## DIRECTIONS FOR THIS TASK
All of the material below is to be retyped exactly.

------------------------------

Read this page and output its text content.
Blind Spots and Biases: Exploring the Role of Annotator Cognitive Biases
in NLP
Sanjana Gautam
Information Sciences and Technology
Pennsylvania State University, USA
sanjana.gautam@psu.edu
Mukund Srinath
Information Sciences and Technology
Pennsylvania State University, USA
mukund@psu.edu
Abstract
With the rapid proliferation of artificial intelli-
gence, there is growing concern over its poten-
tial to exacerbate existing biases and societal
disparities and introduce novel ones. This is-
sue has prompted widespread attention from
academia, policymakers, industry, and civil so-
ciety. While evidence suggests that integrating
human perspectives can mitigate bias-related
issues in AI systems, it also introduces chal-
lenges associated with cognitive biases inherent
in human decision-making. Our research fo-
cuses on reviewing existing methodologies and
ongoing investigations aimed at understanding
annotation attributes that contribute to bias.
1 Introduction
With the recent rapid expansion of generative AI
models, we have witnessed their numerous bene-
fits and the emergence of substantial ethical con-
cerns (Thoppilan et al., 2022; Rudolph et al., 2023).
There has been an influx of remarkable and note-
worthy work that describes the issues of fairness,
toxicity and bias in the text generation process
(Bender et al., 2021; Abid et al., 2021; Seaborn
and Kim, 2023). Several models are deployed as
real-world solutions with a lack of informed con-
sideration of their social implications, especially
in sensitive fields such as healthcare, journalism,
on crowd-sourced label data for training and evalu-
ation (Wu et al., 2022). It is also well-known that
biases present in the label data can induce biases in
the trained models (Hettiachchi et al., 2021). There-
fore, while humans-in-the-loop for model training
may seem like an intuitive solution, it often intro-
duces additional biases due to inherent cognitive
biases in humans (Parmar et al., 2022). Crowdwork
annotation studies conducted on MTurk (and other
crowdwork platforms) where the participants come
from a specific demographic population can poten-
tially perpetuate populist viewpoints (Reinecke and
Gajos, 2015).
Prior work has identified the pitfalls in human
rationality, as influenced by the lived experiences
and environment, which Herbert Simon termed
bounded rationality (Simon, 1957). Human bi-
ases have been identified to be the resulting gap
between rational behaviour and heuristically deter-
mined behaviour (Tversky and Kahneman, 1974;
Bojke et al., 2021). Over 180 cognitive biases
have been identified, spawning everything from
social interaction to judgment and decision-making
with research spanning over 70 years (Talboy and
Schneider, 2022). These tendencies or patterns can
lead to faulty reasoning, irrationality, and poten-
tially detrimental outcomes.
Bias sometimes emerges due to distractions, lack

------------------------------

## THE SOLUTION
Read this page and output its text content.
Blind Spots and Biases: Exploring the Role of Annotator Cognitive Biases
in NLP
Sanjana Gautam
Information Sciences and Technology
Pennsylvania State University, USA
sanjana.gautam@psu.edu
Mukund Srinath
Information Sciences and Technology
Pennsylvania State University, USA
mukund@psu.edu
Abstract
With the rapid proliferation of artificial intelli-
gence, there is growing concern over its poten-
tial to exacerbate existing biases and societal
disparities and introduce novel ones. This is-
sue has prompted widespread attention from
academia, policymakers, industry, and civil so-
ciety. While evidence suggests that integrating
human perspectives can mitigate bias-related
issues in AI systems, it also introduces chal-
lenges associated with cognitive biases inherent
in human decision-making. Our research fo-
cuses on reviewing existing methodologies and
ongoing investigations aimed at understanding
annotation attributes that contribute to bias.
1 Introduction
With the recent rapid expansion of generative AI
models, we have witnessed their numerous bene-
fits and the emergence of substantial ethical con-
cerns (Thoppilan et al., 2022; Rudolph et al., 2023).
There has been an influx of remarkable and note-
worthy work that describes the issues of fairness,
toxicity and bias in the text generation process
(Bender et al., 2021; Abid et al., 2021; Seaborn
and Kim, 2023). Several models are deployed as
real-world solutions with a lack of informed con-
sideration of their social implications, especially
in sensitive fields such as healthcare, journalism,
on crowd-sourced label data for training and evalu-
ation (Wu et al., 2022). It is also well-known that
biases present in the label data can induce biases in
the trained models (Hettiachchi et al., 2021). There-
fore, while humans-in-the-loop for model training
may seem like an intuitive solution, it often intro-
duces additional biases due to inherent cognitive
biases in humans (Parmar et al., 2022). Crowdwork
annotation studies conducted on MTurk (and other
crowdwork platforms) where the participants come
from a specific demographic population can poten-
tially perpetuate populist viewpoints (Reinecke and
Gajos, 2015).
Prior work has identified the pitfalls in human
rationality, as influenced by the lived experiences
and environment, which Herbert Simon termed
bounded rationality (Simon, 1957). Human bi-
ases have been identified to be the resulting gap
between rational behaviour and heuristically deter-
mined behaviour (Tversky and Kahneman, 1974;
Bojke et al., 2021). Over 180 cognitive biases
have been identified, spawning everything from
social interaction to judgment and decision-making
with research spanning over 70 years (Talboy and
Schneider, 2022). These tendencies or patterns can
lead to faulty reasoning, irrationality, and poten-
tially detrimental outcomes.
Bias sometimes emerges due to distractions, lack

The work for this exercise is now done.